> _Exercise details_: Quote all entries exactly, leaving pictures aside.

> _Data for the task_:

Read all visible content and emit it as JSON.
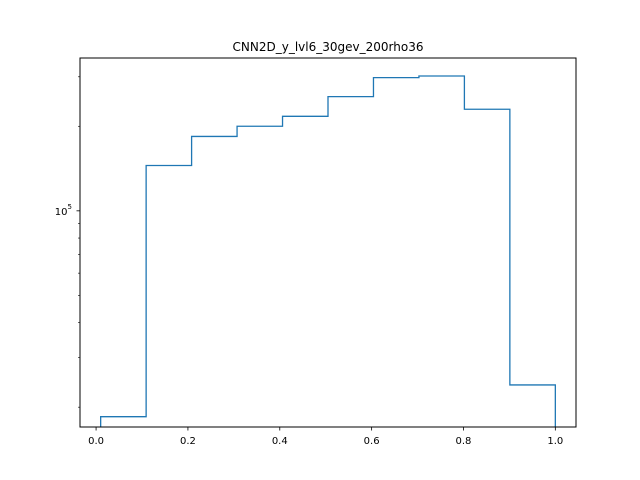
{
  "chart_data": {
    "type": "histogram",
    "title": "CNN2D_y_lvl6_30gev_200rho36",
    "xlabel": "",
    "ylabel": "",
    "y_scale": "log",
    "xlim": [
      -0.035,
      1.045
    ],
    "ylim": [
      17000,
      350000
    ],
    "x_ticks": [
      0.0,
      0.2,
      0.4,
      0.6,
      0.8,
      1.0
    ],
    "x_tick_labels": [
      "0.0",
      "0.2",
      "0.4",
      "0.6",
      "0.8",
      "1.0"
    ],
    "y_major_ticks": [
      100000
    ],
    "y_tick_labels": [
      {
        "base": "10",
        "exp": "5"
      }
    ],
    "y_minor_ticks": [
      20000,
      30000,
      40000,
      50000,
      60000,
      70000,
      80000,
      90000,
      200000,
      300000
    ],
    "bin_edges": [
      0.01,
      0.109,
      0.208,
      0.307,
      0.406,
      0.505,
      0.604,
      0.703,
      0.802,
      0.901,
      1.0
    ],
    "counts": [
      18500,
      145000,
      184000,
      200000,
      217000,
      255000,
      298000,
      302000,
      230000,
      24000
    ],
    "color": "#1f77b4",
    "grid": false,
    "legend": "none"
  }
}
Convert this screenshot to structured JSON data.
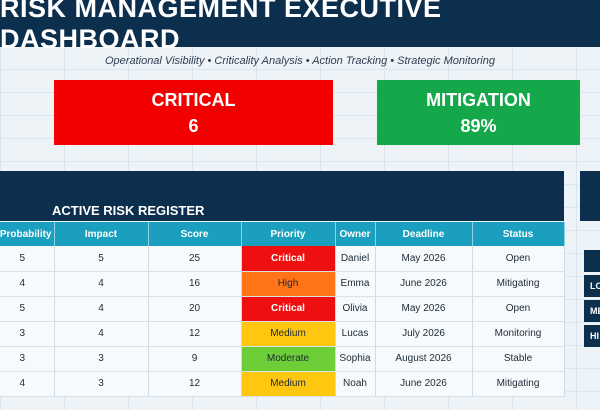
{
  "header": {
    "title": "RISK MANAGEMENT EXECUTIVE DASHBOARD",
    "subtitle": "Operational Visibility • Criticality Analysis • Action Tracking • Strategic Monitoring"
  },
  "kpis": {
    "critical": {
      "label": "CRITICAL",
      "value": "6",
      "color": "#f20000"
    },
    "mitigation": {
      "label": "MITIGATION",
      "value": "89%",
      "color": "#14a84a"
    }
  },
  "register": {
    "title": "ACTIVE RISK REGISTER",
    "columns": [
      "Probability",
      "Impact",
      "Score",
      "Priority",
      "Owner",
      "Deadline",
      "Status"
    ],
    "rows": [
      {
        "probability": "5",
        "impact": "5",
        "score": "25",
        "priority": "Critical",
        "priority_level": "critical",
        "owner": "Daniel",
        "deadline": "May 2026",
        "status": "Open"
      },
      {
        "probability": "4",
        "impact": "4",
        "score": "16",
        "priority": "High",
        "priority_level": "high",
        "owner": "Emma",
        "deadline": "June 2026",
        "status": "Mitigating"
      },
      {
        "probability": "5",
        "impact": "4",
        "score": "20",
        "priority": "Critical",
        "priority_level": "critical",
        "owner": "Olivia",
        "deadline": "May 2026",
        "status": "Open"
      },
      {
        "probability": "3",
        "impact": "4",
        "score": "12",
        "priority": "Medium",
        "priority_level": "medium",
        "owner": "Lucas",
        "deadline": "July 2026",
        "status": "Monitoring"
      },
      {
        "probability": "3",
        "impact": "3",
        "score": "9",
        "priority": "Moderate",
        "priority_level": "moderate",
        "owner": "Sophia",
        "deadline": "August 2026",
        "status": "Stable"
      },
      {
        "probability": "4",
        "impact": "3",
        "score": "12",
        "priority": "Medium",
        "priority_level": "medium",
        "owner": "Noah",
        "deadline": "June 2026",
        "status": "Mitigating"
      }
    ]
  },
  "side_panel": {
    "row_labels": [
      "",
      "LO",
      "ME",
      "HI"
    ]
  },
  "colors": {
    "navy": "#0c2f4d",
    "header_teal": "#1aa0be",
    "critical": "#ee1010",
    "high": "#ff7416",
    "medium": "#ffc70f",
    "moderate": "#6dce37"
  }
}
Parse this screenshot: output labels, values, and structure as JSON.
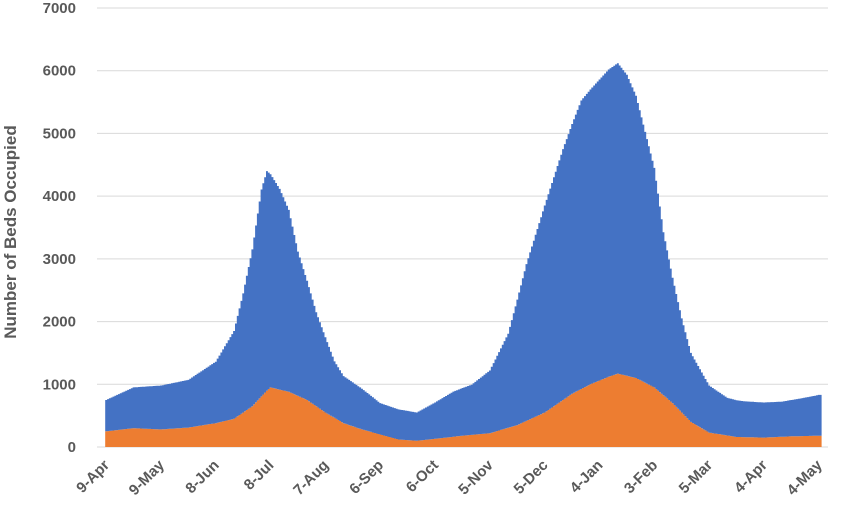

> _Answer to this problem_:
Read all visible content and emit it as JSON.
{
  "chart_data": {
    "type": "histogram",
    "title": "CNN2D_y_lvl6_30gev_200rho36",
    "xlabel": "",
    "ylabel": "",
    "y_scale": "log",
    "xlim": [
      -0.035,
      1.045
    ],
    "ylim": [
      17000,
      350000
    ],
    "x_ticks": [
      0.0,
      0.2,
      0.4,
      0.6,
      0.8,
      1.0
    ],
    "x_tick_labels": [
      "0.0",
      "0.2",
      "0.4",
      "0.6",
      "0.8",
      "1.0"
    ],
    "y_major_ticks": [
      100000
    ],
    "y_tick_labels": [
      {
        "base": "10",
        "exp": "5"
      }
    ],
    "y_minor_ticks": [
      20000,
      30000,
      40000,
      50000,
      60000,
      70000,
      80000,
      90000,
      200000,
      300000
    ],
    "bin_edges": [
      0.01,
      0.109,
      0.208,
      0.307,
      0.406,
      0.505,
      0.604,
      0.703,
      0.802,
      0.901,
      1.0
    ],
    "counts": [
      18500,
      145000,
      184000,
      200000,
      217000,
      255000,
      298000,
      302000,
      230000,
      24000
    ],
    "color": "#1f77b4",
    "grid": false,
    "legend": "none"
  }
}
Convert this screenshot to structured JSON data.
{
  "header": {
    "title": "RISK MANAGEMENT EXECUTIVE DASHBOARD",
    "subtitle": "Operational Visibility • Criticality Analysis • Action Tracking • Strategic Monitoring"
  },
  "kpis": {
    "critical": {
      "label": "CRITICAL",
      "value": "6",
      "color": "#f20000"
    },
    "mitigation": {
      "label": "MITIGATION",
      "value": "89%",
      "color": "#14a84a"
    }
  },
  "register": {
    "title": "ACTIVE RISK REGISTER",
    "columns": [
      "Probability",
      "Impact",
      "Score",
      "Priority",
      "Owner",
      "Deadline",
      "Status"
    ],
    "rows": [
      {
        "probability": "5",
        "impact": "5",
        "score": "25",
        "priority": "Critical",
        "priority_level": "critical",
        "owner": "Daniel",
        "deadline": "May 2026",
        "status": "Open"
      },
      {
        "probability": "4",
        "impact": "4",
        "score": "16",
        "priority": "High",
        "priority_level": "high",
        "owner": "Emma",
        "deadline": "June 2026",
        "status": "Mitigating"
      },
      {
        "probability": "5",
        "impact": "4",
        "score": "20",
        "priority": "Critical",
        "priority_level": "critical",
        "owner": "Olivia",
        "deadline": "May 2026",
        "status": "Open"
      },
      {
        "probability": "3",
        "impact": "4",
        "score": "12",
        "priority": "Medium",
        "priority_level": "medium",
        "owner": "Lucas",
        "deadline": "July 2026",
        "status": "Monitoring"
      },
      {
        "probability": "3",
        "impact": "3",
        "score": "9",
        "priority": "Moderate",
        "priority_level": "moderate",
        "owner": "Sophia",
        "deadline": "August 2026",
        "status": "Stable"
      },
      {
        "probability": "4",
        "impact": "3",
        "score": "12",
        "priority": "Medium",
        "priority_level": "medium",
        "owner": "Noah",
        "deadline": "June 2026",
        "status": "Mitigating"
      }
    ]
  },
  "side_panel": {
    "row_labels": [
      "",
      "LO",
      "ME",
      "HI"
    ]
  },
  "colors": {
    "navy": "#0c2f4d",
    "header_teal": "#1aa0be",
    "critical": "#ee1010",
    "high": "#ff7416",
    "medium": "#ffc70f",
    "moderate": "#6dce37"
  }
}
Parse this screenshot: output labels, values, and structure as JSON.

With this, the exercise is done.